CHALLENGE:
Below are the records. Gather each line that holds "xlabel".

━━━━━━━━━━━━━━━━━━━━━━━━━━━━━━

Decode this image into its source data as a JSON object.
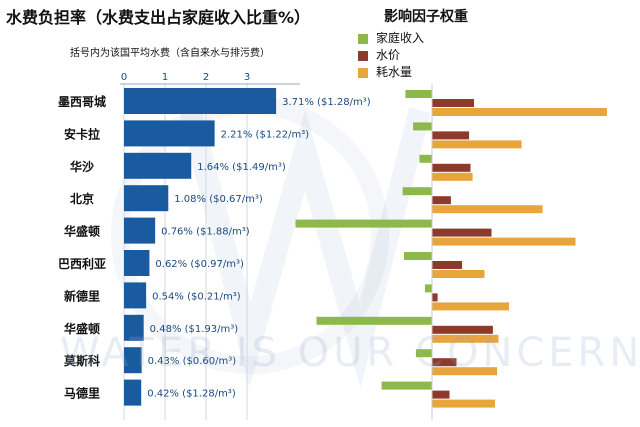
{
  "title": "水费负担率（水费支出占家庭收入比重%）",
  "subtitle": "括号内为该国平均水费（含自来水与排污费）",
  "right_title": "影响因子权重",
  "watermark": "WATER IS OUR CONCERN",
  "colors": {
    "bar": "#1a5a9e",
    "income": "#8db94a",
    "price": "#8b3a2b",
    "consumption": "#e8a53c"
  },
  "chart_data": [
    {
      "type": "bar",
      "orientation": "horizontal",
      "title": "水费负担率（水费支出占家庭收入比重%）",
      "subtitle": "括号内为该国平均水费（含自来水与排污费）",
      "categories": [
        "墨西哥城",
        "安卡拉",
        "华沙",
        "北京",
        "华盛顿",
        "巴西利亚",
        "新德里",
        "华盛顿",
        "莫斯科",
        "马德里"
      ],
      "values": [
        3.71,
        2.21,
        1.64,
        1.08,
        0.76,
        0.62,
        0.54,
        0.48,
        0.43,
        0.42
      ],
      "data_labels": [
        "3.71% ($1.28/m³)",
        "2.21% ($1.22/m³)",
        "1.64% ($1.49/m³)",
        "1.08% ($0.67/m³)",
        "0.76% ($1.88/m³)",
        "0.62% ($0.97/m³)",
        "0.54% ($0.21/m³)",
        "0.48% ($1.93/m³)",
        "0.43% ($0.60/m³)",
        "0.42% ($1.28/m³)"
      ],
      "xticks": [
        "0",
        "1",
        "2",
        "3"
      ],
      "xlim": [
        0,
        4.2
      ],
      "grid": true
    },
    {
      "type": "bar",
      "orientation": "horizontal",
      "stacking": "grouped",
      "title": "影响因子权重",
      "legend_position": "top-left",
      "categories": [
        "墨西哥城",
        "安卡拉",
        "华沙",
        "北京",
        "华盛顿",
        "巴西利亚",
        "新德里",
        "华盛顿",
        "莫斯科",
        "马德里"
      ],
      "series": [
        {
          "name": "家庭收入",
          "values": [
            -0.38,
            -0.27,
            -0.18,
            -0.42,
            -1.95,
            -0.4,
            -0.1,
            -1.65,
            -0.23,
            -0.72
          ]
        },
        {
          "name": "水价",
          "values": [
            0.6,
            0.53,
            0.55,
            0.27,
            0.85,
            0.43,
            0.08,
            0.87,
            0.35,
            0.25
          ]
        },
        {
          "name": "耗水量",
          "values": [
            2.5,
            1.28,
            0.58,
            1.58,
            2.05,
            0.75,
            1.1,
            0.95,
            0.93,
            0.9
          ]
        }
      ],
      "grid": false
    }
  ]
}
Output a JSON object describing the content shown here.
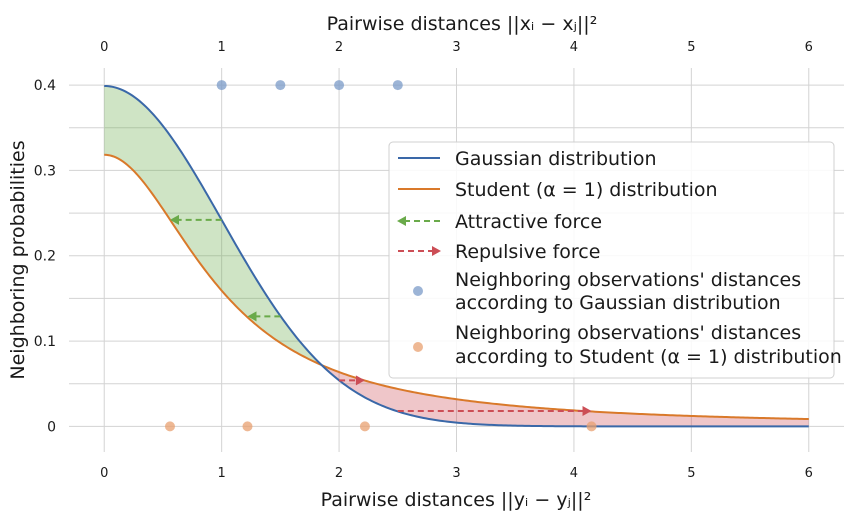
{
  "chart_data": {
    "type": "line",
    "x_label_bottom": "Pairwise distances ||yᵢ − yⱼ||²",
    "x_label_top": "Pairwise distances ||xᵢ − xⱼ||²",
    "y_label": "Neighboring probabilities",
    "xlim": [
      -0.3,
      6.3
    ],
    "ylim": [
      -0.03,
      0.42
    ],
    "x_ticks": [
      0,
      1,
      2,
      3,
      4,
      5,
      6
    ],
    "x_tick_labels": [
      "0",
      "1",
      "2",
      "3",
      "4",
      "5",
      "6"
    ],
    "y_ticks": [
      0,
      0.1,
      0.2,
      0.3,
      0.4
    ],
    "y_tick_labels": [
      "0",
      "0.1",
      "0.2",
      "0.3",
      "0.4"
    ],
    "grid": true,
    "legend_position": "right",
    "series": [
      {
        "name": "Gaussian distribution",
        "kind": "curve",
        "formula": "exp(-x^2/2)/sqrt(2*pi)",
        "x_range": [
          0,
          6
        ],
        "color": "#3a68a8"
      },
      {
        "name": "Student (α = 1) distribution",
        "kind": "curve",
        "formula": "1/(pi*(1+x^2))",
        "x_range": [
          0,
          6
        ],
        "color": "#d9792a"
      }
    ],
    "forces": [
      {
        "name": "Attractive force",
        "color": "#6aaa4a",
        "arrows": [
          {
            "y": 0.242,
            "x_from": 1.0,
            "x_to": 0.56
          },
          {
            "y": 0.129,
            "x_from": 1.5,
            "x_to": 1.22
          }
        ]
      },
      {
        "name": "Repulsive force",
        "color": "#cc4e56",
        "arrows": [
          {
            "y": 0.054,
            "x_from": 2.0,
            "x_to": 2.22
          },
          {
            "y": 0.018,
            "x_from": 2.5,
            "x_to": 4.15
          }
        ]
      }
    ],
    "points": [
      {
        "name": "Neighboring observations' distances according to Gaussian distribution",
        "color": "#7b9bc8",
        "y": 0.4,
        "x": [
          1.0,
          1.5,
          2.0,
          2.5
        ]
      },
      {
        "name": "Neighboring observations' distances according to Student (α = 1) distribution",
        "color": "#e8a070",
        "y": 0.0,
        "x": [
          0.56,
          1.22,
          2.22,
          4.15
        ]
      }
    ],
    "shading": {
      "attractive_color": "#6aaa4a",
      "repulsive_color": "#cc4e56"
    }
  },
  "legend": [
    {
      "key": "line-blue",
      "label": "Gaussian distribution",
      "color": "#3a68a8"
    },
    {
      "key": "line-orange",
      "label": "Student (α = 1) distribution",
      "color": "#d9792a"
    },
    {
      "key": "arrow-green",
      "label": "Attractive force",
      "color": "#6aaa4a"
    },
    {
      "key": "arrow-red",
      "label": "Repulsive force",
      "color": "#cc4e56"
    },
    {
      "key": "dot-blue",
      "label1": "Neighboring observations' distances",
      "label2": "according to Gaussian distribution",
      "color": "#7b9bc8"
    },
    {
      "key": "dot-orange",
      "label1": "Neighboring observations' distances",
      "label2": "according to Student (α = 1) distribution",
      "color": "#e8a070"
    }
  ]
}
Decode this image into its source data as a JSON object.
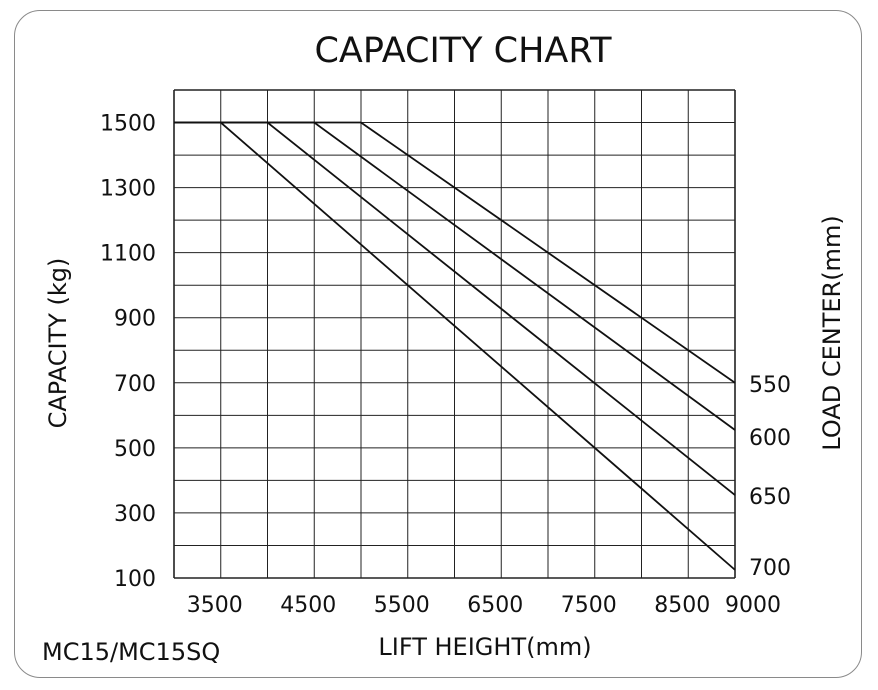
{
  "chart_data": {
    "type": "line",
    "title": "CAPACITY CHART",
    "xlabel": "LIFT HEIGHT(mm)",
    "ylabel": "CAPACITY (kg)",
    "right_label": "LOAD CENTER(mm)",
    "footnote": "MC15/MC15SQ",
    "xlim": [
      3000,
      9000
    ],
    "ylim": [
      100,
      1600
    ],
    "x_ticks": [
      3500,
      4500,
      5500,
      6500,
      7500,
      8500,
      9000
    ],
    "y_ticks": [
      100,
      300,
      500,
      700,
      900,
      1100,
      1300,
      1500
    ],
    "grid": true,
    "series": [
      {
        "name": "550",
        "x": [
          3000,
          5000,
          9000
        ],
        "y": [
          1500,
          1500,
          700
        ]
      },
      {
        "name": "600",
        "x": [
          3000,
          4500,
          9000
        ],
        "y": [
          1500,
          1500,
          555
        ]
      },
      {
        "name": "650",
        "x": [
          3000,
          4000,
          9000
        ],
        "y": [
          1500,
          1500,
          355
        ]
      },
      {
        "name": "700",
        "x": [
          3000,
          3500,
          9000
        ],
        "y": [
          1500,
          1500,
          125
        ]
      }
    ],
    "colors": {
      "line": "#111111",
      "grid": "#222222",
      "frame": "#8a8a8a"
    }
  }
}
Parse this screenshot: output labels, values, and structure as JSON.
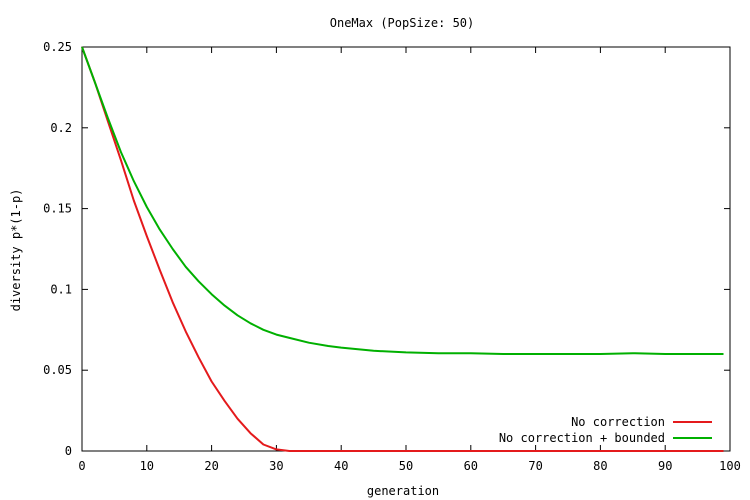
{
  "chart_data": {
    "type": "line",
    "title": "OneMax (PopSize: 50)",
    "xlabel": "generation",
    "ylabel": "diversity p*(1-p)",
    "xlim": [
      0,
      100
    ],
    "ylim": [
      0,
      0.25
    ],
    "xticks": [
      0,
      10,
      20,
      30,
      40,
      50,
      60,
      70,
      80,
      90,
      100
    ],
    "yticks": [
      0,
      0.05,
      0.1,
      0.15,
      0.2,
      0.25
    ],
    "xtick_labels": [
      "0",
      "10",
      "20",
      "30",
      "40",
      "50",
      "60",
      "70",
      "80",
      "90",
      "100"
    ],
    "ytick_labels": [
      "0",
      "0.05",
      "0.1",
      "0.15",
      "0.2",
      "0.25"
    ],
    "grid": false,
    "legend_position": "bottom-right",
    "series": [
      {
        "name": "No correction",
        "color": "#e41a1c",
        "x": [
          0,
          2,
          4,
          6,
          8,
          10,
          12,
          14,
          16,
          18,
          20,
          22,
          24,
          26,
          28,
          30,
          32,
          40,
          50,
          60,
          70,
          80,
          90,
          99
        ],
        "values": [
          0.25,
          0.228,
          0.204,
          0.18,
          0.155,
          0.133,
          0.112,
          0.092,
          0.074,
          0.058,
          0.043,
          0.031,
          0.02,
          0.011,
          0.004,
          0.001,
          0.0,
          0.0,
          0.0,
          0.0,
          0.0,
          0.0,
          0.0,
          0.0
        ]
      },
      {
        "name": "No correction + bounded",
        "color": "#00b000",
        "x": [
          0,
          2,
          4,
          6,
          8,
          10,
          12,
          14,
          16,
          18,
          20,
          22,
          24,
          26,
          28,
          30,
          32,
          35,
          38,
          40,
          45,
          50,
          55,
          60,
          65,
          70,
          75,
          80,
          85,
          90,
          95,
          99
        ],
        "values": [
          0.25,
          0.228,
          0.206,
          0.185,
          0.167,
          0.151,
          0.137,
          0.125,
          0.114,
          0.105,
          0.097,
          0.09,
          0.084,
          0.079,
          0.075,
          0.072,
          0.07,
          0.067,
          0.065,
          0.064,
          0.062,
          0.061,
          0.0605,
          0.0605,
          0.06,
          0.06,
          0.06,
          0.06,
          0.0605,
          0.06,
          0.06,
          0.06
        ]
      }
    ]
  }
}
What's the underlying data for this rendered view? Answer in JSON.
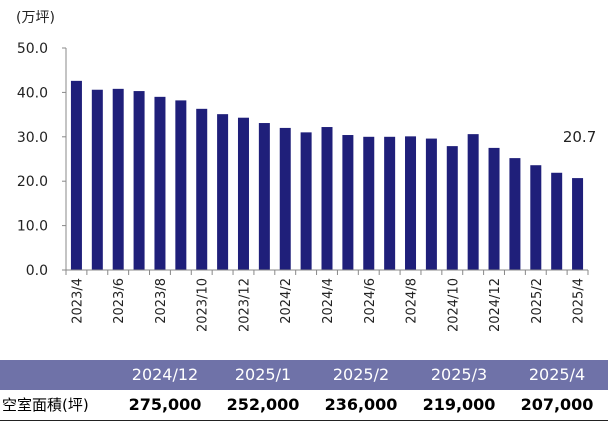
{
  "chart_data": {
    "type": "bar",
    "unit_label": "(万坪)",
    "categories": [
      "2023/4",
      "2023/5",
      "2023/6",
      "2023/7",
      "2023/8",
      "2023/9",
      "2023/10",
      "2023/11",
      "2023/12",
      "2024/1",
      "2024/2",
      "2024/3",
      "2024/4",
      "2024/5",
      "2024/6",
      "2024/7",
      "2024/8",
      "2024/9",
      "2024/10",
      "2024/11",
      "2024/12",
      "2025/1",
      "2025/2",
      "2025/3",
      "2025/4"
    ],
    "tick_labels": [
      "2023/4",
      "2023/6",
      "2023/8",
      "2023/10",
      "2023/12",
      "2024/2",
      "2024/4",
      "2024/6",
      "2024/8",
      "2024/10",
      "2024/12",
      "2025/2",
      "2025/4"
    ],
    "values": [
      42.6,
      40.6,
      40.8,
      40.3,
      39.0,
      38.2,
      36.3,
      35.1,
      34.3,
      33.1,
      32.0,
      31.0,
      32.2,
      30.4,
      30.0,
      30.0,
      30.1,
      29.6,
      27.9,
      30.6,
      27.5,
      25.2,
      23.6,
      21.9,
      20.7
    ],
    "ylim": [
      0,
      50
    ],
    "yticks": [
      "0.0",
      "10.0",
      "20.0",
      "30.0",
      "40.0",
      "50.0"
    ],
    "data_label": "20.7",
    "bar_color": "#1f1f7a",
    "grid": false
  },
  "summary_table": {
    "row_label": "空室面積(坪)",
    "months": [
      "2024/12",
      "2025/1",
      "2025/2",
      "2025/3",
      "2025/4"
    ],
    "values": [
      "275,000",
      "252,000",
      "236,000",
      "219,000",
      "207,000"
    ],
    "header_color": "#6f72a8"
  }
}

━━━━━━━━━━━━━━━━━━━━━━━━━━━━━━

FINAL ANSWER:
    "xlabel": "LIFT HEIGHT(mm)",
    "xlabel": "generation",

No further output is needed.